Exercise task: Scan the lines and state how many carry "pupils". Leave out everything but the number.

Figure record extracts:
- - - - - - -
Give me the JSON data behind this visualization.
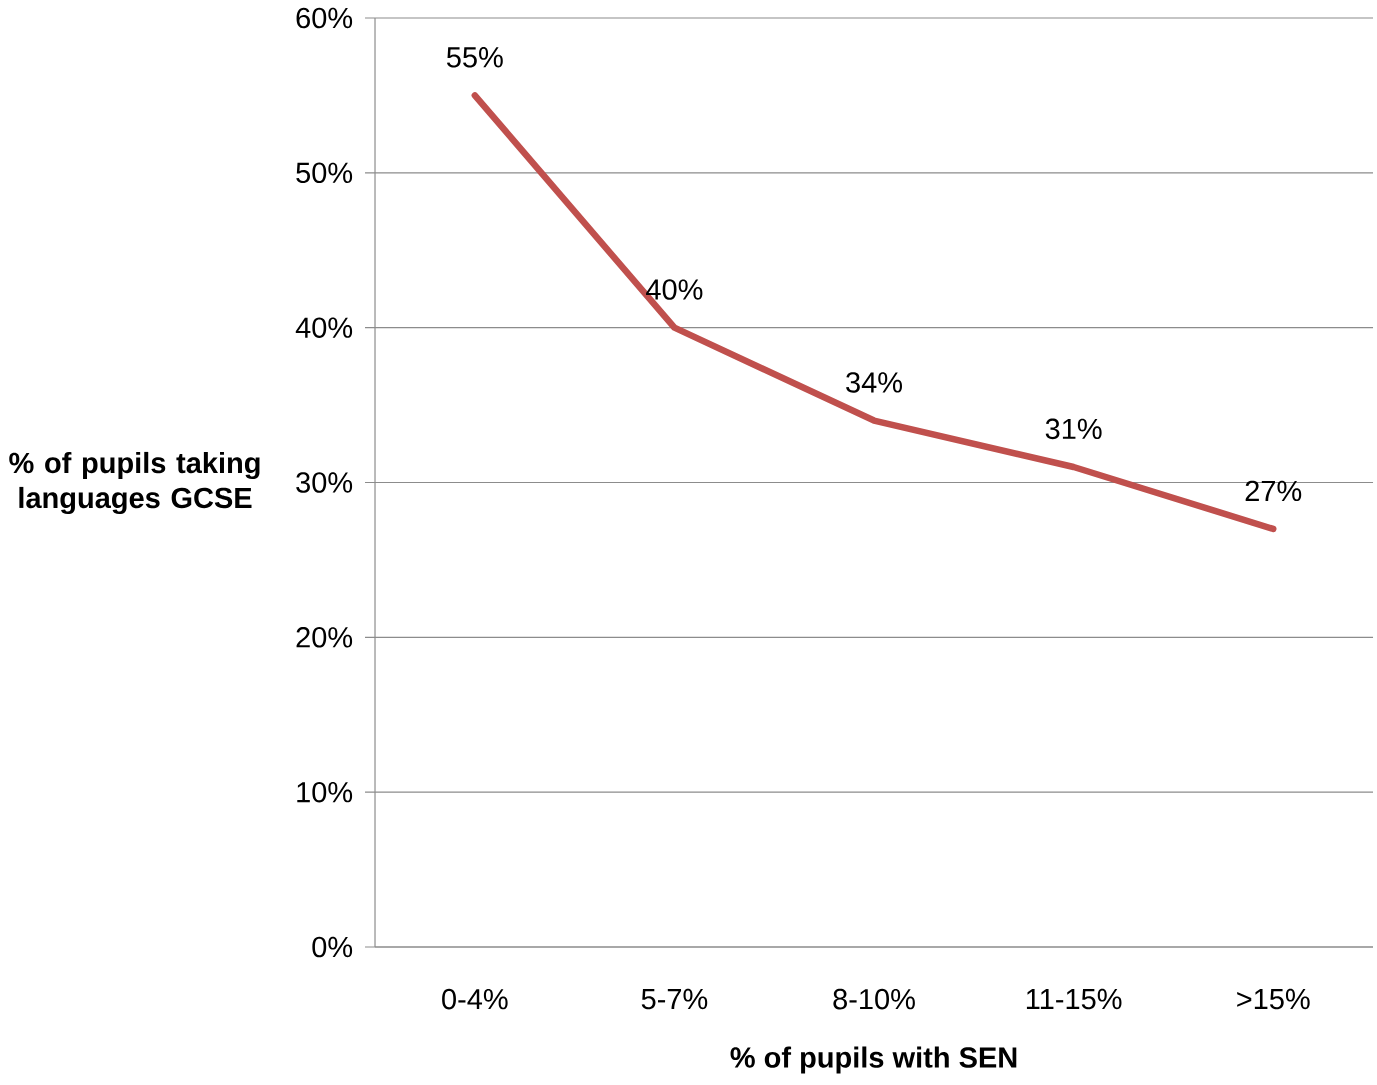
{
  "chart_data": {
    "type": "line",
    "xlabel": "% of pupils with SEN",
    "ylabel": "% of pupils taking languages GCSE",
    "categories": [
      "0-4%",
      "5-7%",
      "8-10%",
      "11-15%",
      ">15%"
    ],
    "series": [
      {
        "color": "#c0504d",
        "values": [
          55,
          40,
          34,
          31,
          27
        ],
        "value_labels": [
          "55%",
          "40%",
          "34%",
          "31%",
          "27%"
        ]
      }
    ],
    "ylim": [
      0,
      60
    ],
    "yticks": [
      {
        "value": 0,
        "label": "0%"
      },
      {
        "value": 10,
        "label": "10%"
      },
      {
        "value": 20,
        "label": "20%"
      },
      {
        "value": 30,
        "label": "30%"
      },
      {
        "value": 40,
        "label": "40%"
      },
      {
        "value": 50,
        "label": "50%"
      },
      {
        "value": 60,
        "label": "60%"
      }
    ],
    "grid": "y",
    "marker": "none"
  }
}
- - - - - - -
Solution to the exercise: 2